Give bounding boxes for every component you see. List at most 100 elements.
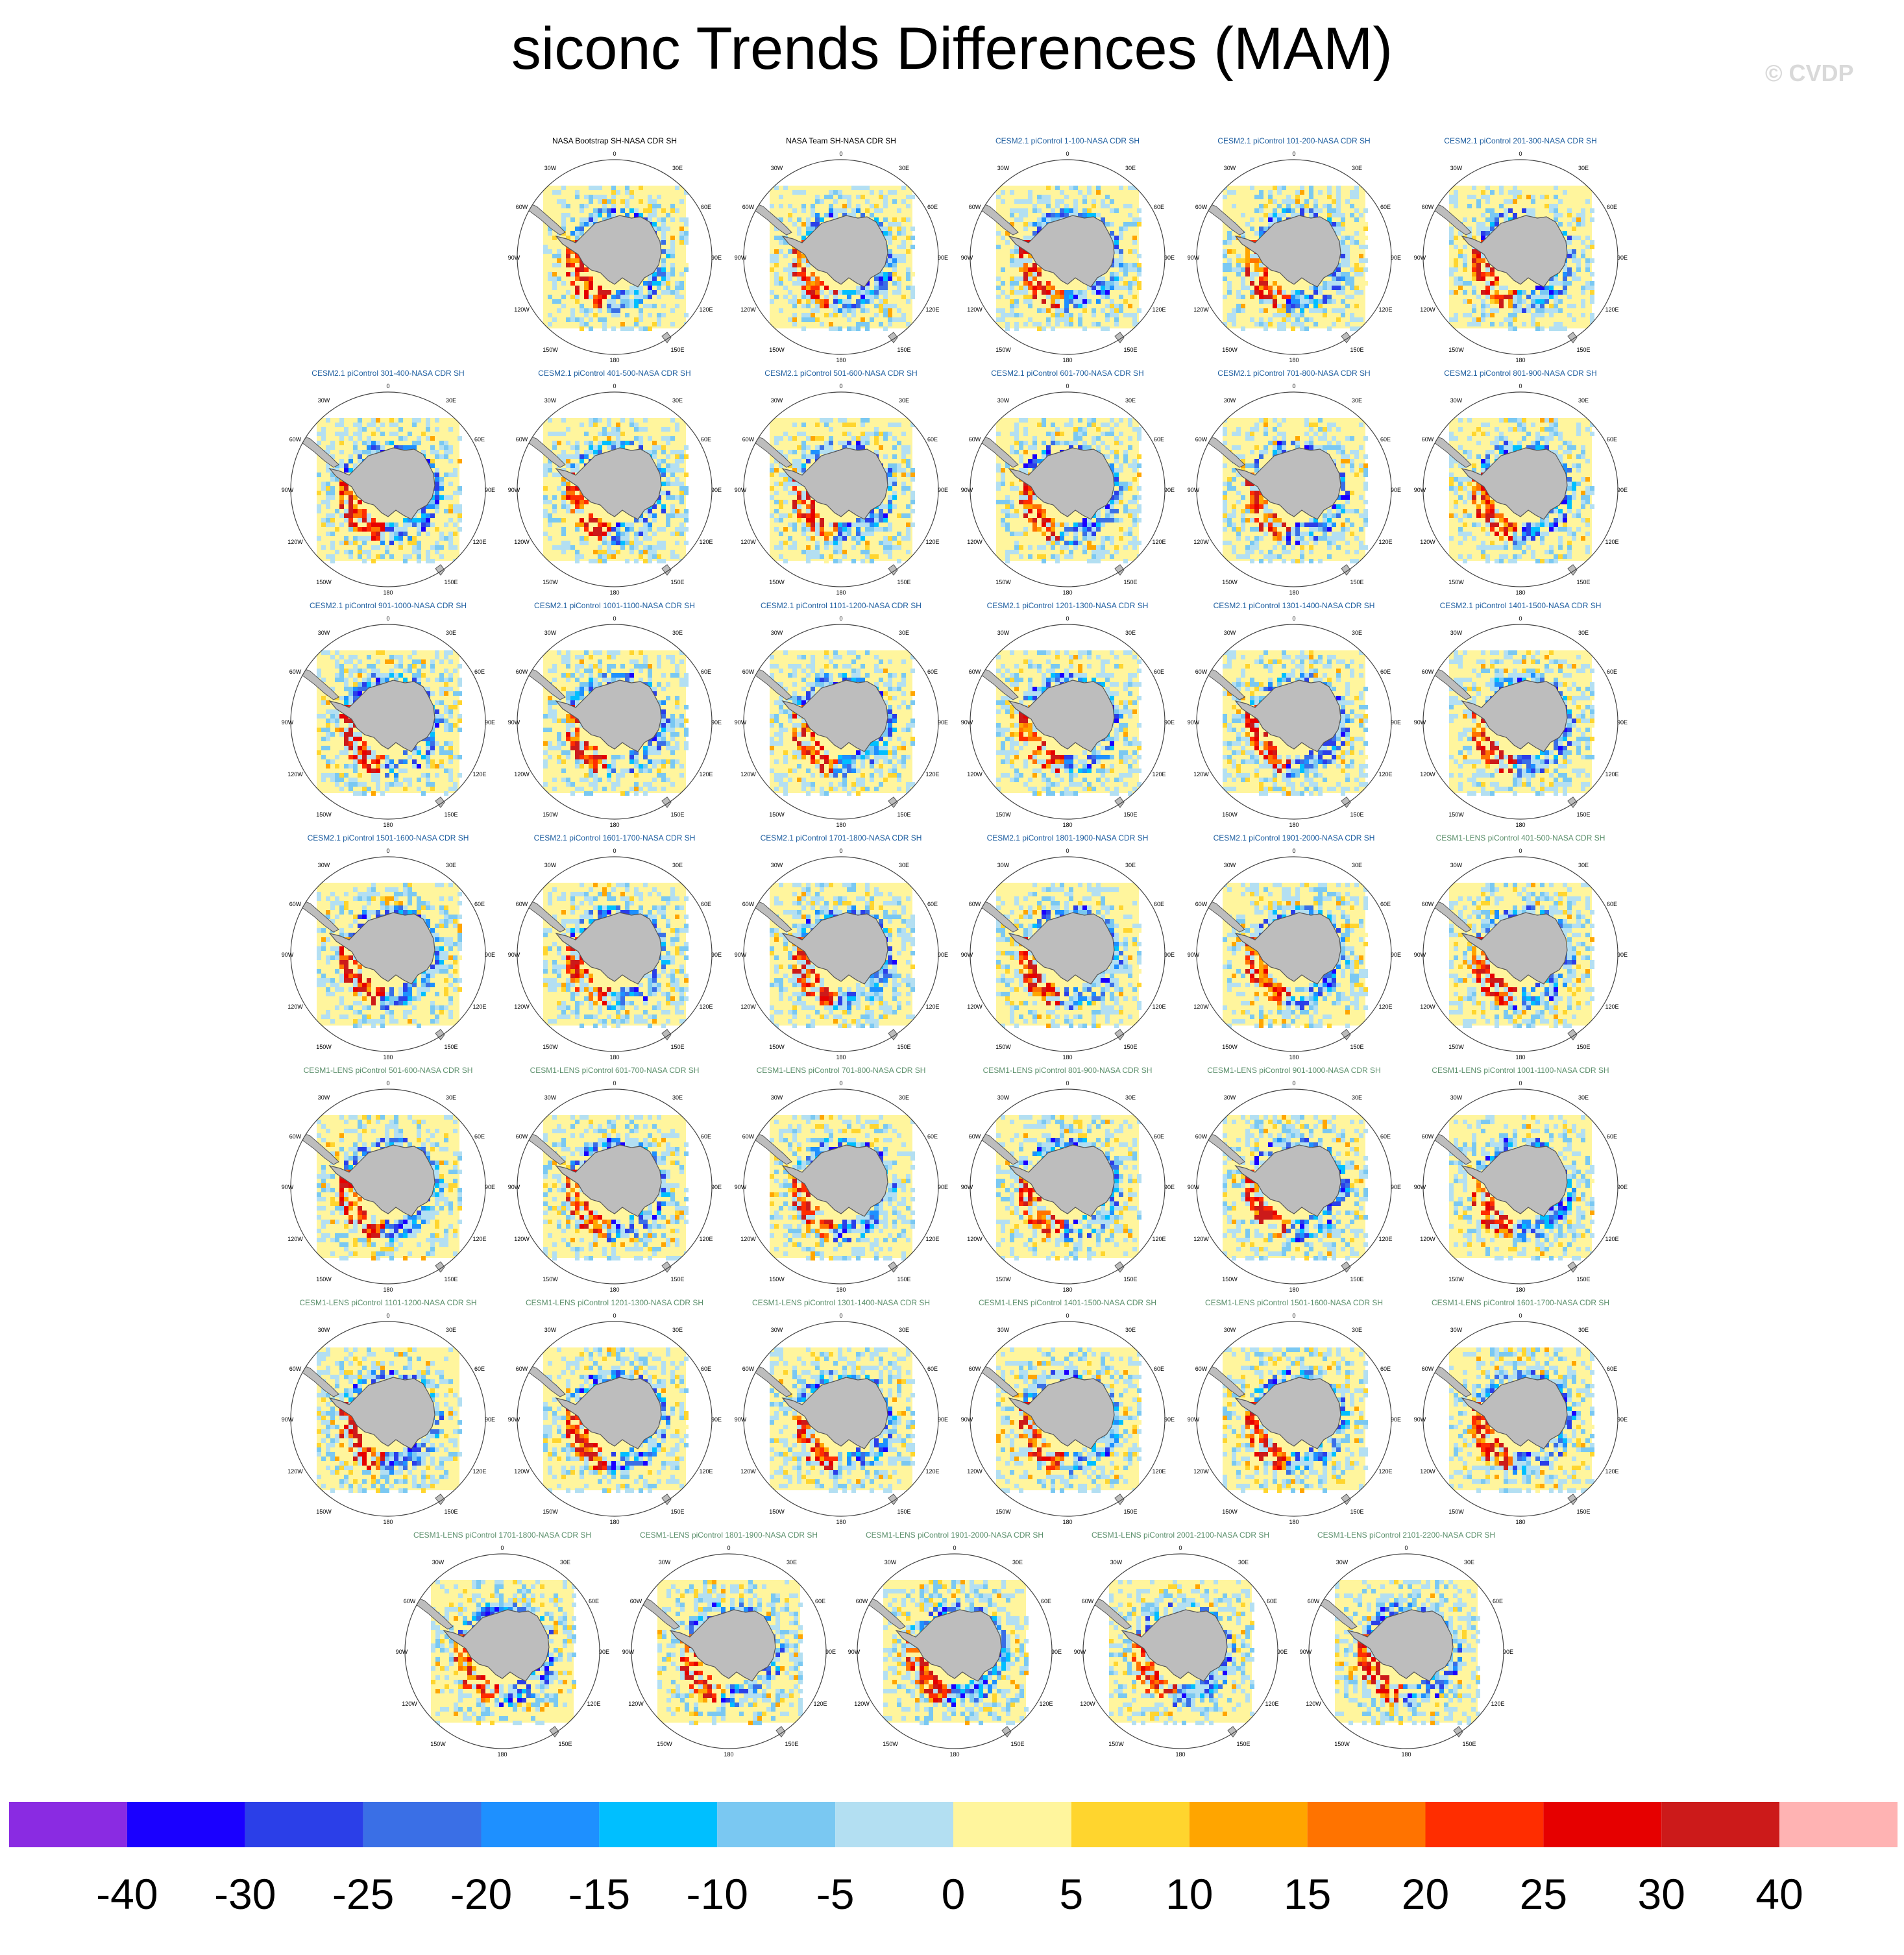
--
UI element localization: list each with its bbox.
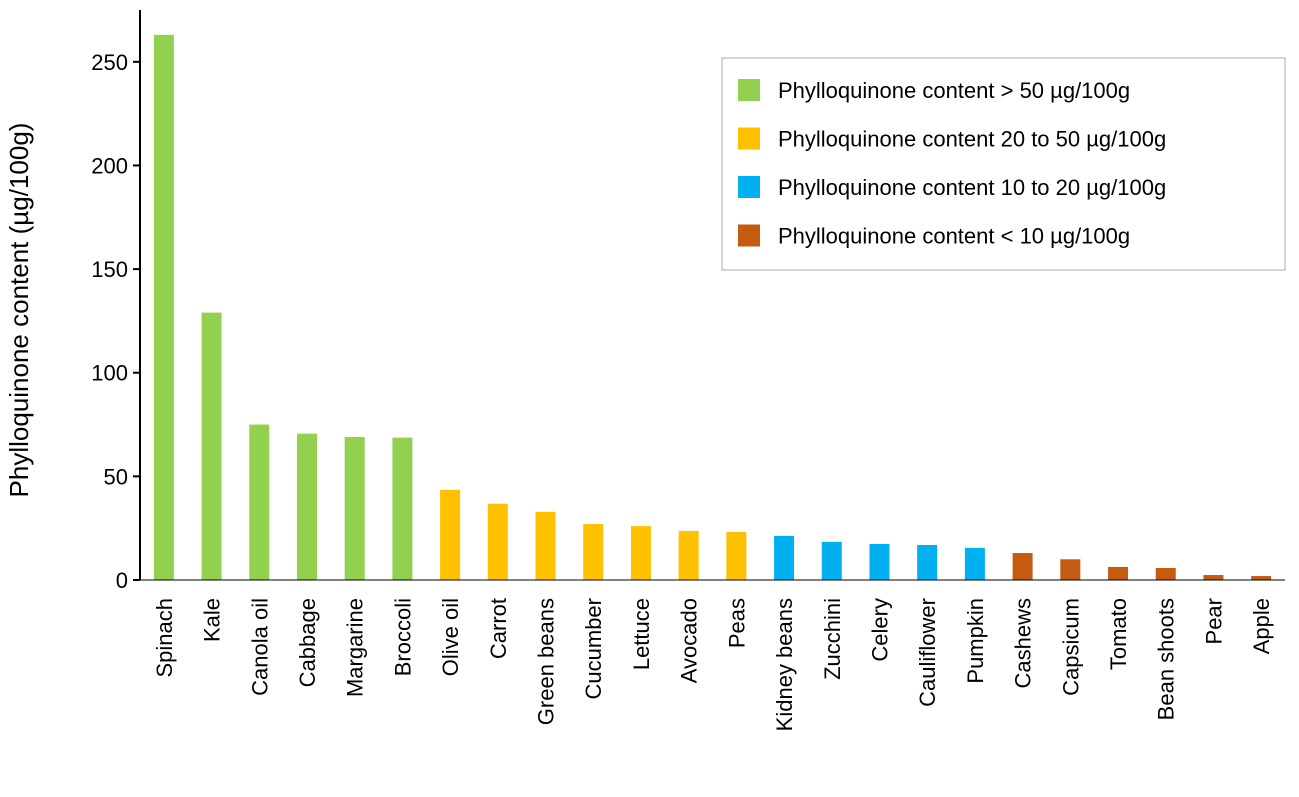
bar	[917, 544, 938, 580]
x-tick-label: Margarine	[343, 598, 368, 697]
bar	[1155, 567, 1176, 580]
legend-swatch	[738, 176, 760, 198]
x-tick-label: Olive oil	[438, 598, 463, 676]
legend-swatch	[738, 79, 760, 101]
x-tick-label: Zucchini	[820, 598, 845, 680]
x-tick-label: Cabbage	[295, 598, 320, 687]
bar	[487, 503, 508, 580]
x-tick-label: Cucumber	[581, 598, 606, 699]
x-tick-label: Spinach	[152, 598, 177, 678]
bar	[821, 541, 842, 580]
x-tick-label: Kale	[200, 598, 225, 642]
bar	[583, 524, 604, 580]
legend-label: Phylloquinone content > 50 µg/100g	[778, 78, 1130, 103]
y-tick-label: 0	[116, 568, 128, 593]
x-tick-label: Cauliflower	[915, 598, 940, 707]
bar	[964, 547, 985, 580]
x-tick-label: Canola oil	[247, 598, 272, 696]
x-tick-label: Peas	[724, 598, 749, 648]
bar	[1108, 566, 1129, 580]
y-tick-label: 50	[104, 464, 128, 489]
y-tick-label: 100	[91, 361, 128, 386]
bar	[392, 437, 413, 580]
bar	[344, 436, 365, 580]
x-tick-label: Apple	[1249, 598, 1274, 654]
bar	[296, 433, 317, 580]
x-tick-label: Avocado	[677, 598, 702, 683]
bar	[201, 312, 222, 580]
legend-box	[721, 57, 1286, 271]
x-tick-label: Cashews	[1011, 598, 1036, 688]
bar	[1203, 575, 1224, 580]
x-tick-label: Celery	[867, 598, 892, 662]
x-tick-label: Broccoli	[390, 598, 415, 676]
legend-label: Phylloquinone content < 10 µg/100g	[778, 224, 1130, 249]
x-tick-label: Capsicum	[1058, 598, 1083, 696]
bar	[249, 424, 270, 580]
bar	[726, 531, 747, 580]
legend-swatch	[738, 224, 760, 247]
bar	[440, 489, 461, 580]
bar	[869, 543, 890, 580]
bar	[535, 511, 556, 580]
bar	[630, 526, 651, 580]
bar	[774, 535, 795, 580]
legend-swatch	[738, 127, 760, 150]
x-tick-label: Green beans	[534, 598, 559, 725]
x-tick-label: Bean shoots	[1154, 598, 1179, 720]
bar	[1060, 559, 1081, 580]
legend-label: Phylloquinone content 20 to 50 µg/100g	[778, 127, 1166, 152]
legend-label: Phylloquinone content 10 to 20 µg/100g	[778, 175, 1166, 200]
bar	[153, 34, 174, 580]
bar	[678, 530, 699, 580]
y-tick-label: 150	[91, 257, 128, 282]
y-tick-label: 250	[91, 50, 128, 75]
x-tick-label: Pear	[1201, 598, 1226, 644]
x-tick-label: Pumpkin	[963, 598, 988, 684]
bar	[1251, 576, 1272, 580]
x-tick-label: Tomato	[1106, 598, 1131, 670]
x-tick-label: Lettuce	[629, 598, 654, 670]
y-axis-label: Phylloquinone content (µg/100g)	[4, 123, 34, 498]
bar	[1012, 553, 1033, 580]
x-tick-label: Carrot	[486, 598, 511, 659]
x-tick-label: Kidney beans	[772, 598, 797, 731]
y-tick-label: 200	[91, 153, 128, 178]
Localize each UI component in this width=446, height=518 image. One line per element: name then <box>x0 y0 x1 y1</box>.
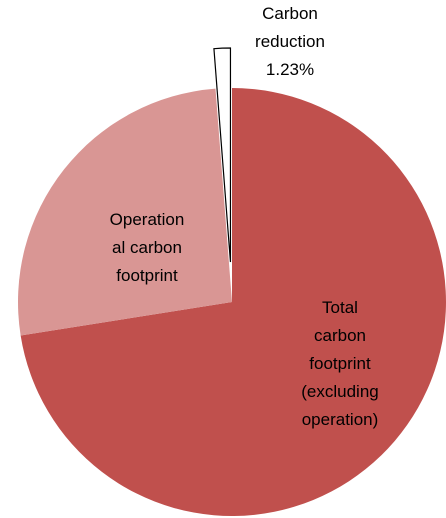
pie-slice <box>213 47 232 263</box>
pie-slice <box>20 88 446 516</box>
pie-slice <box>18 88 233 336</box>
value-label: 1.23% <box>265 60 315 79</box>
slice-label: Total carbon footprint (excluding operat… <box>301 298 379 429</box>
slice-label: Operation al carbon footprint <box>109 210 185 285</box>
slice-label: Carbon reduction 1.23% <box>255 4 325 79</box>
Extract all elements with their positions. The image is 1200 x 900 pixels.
...
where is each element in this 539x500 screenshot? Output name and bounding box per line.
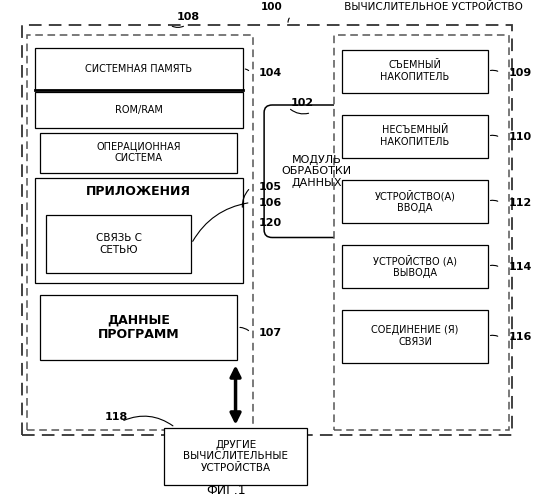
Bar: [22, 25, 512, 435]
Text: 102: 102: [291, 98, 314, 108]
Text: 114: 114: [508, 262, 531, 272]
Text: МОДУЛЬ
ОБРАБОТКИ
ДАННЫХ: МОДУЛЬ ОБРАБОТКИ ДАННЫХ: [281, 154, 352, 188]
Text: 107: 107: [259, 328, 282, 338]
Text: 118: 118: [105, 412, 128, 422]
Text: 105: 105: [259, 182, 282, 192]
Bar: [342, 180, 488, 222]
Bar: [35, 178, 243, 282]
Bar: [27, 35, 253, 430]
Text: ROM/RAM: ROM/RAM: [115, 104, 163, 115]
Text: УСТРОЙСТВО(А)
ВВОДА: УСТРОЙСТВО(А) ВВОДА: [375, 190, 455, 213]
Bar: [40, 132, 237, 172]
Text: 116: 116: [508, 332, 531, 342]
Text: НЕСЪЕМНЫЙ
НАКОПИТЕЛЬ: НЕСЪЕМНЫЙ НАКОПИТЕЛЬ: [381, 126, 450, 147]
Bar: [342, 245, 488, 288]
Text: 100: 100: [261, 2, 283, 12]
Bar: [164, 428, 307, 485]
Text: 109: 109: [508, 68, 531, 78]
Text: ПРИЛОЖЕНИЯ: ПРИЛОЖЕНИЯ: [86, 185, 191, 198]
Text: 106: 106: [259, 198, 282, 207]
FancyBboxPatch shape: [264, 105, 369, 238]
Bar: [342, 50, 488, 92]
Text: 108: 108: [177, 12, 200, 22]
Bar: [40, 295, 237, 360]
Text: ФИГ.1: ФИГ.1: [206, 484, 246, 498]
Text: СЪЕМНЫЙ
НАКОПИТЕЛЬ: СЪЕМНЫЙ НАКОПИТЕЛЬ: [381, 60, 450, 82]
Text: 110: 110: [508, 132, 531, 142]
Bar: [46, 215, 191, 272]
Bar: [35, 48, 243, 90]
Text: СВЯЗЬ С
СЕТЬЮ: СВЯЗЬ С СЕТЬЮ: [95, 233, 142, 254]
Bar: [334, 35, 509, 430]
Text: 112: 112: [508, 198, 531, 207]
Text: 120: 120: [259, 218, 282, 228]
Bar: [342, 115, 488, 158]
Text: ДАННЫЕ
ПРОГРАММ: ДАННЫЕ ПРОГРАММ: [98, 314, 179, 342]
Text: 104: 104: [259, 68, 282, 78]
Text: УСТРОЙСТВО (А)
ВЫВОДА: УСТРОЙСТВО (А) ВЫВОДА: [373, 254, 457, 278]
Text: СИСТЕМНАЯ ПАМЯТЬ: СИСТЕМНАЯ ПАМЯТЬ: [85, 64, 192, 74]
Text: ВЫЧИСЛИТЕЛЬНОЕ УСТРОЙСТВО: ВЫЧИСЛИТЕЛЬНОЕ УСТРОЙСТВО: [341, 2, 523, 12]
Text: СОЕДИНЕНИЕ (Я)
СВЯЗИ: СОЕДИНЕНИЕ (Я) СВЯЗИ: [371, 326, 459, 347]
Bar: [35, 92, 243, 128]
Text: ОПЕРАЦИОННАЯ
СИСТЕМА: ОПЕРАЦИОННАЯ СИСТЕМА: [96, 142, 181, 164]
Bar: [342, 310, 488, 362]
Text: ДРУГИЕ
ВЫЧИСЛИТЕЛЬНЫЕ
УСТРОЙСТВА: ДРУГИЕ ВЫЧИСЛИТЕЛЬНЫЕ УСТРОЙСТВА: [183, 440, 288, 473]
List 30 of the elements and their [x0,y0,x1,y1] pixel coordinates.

* _Do this_
Could you transcribe the stretch of the entries above from the line containing "where is each" through the line containing "ДАННЫХ: МОДУЛЬ ОБРАБОТКИ", character for character, leaving out any pictures?

* _Response to this exercise_
where is each element in this 539x500 screenshot? Output name and bounding box per line.
Bar: [22, 25, 512, 435]
Text: 102: 102: [291, 98, 314, 108]
Text: 114: 114: [508, 262, 531, 272]
Text: МОДУЛЬ
ОБРАБОТКИ
ДАННЫХ: МОДУЛЬ ОБРАБОТКИ ДАННЫХ: [281, 154, 352, 188]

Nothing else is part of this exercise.